TASK GOAL. Write out, exactly as they appear, only the lines running from the line with "Parse this screenshot: output" to the final line of the listing; include both.

>> START

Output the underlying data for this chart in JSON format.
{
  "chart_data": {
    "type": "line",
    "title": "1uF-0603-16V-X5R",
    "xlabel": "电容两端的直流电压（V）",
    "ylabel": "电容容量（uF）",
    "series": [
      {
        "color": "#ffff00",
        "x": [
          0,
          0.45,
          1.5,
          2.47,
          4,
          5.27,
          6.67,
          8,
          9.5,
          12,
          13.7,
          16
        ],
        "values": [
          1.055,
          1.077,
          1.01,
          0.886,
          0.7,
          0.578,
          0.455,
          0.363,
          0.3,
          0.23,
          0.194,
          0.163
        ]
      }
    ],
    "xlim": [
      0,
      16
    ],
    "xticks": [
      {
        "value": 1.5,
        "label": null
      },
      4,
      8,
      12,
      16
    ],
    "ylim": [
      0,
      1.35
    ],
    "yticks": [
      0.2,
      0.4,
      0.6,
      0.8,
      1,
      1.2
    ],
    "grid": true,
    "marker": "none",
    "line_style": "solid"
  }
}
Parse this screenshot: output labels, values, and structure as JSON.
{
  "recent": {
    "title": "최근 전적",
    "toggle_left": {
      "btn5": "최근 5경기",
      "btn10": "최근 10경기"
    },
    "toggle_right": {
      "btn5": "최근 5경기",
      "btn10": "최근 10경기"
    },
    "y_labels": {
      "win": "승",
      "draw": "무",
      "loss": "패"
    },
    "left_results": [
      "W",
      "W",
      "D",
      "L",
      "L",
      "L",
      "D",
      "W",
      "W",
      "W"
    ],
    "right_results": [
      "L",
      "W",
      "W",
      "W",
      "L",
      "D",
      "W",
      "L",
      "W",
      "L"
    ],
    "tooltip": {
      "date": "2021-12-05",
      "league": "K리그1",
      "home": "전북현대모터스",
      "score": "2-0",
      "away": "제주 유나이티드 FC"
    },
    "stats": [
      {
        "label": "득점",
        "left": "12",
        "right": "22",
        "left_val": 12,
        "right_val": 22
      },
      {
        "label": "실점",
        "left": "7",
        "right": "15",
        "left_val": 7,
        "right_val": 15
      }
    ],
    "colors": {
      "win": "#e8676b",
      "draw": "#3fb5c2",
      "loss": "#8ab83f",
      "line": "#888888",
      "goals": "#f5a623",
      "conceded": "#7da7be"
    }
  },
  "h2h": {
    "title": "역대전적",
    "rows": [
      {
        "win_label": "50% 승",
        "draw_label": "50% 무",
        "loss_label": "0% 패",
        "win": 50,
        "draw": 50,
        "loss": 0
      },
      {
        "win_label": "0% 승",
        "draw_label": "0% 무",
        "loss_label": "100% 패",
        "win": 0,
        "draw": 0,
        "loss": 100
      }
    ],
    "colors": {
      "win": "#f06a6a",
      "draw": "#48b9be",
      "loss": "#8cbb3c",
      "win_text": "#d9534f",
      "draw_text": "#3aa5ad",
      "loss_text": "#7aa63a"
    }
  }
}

>> END

ANSWER TO THIS TASK.
Parse this screenshot: output labels, values, and structure as JSON.
{
  "recent": {
    "title": "최근 전적",
    "toggle_left": {
      "btn5": "최근 5경기",
      "btn10": "최근 10경기"
    },
    "toggle_right": {
      "btn5": "최근 5경기",
      "btn10": "최근 10경기"
    },
    "y_labels": {
      "win": "승",
      "draw": "무",
      "loss": "패"
    },
    "left_results": [
      "W",
      "W",
      "D",
      "L",
      "L",
      "L",
      "D",
      "W",
      "W",
      "W"
    ],
    "right_results": [
      "L",
      "W",
      "W",
      "W",
      "L",
      "D",
      "W",
      "L",
      "W",
      "L"
    ],
    "tooltip": {
      "date": "2021-12-05",
      "league": "K리그1",
      "home": "전북현대모터스",
      "score": "2-0",
      "away": "제주 유나이티드 FC"
    },
    "stats": [
      {
        "label": "득점",
        "left": "12",
        "right": "22",
        "left_val": 12,
        "right_val": 22
      },
      {
        "label": "실점",
        "left": "7",
        "right": "15",
        "left_val": 7,
        "right_val": 15
      }
    ],
    "colors": {
      "win": "#e8676b",
      "draw": "#3fb5c2",
      "loss": "#8ab83f",
      "line": "#888888",
      "goals": "#f5a623",
      "conceded": "#7da7be"
    }
  },
  "h2h": {
    "title": "역대전적",
    "rows": [
      {
        "win_label": "50% 승",
        "draw_label": "50% 무",
        "loss_label": "0% 패",
        "win": 50,
        "draw": 50,
        "loss": 0
      },
      {
        "win_label": "0% 승",
        "draw_label": "0% 무",
        "loss_label": "100% 패",
        "win": 0,
        "draw": 0,
        "loss": 100
      }
    ],
    "colors": {
      "win": "#f06a6a",
      "draw": "#48b9be",
      "loss": "#8cbb3c",
      "win_text": "#d9534f",
      "draw_text": "#3aa5ad",
      "loss_text": "#7aa63a"
    }
  }
}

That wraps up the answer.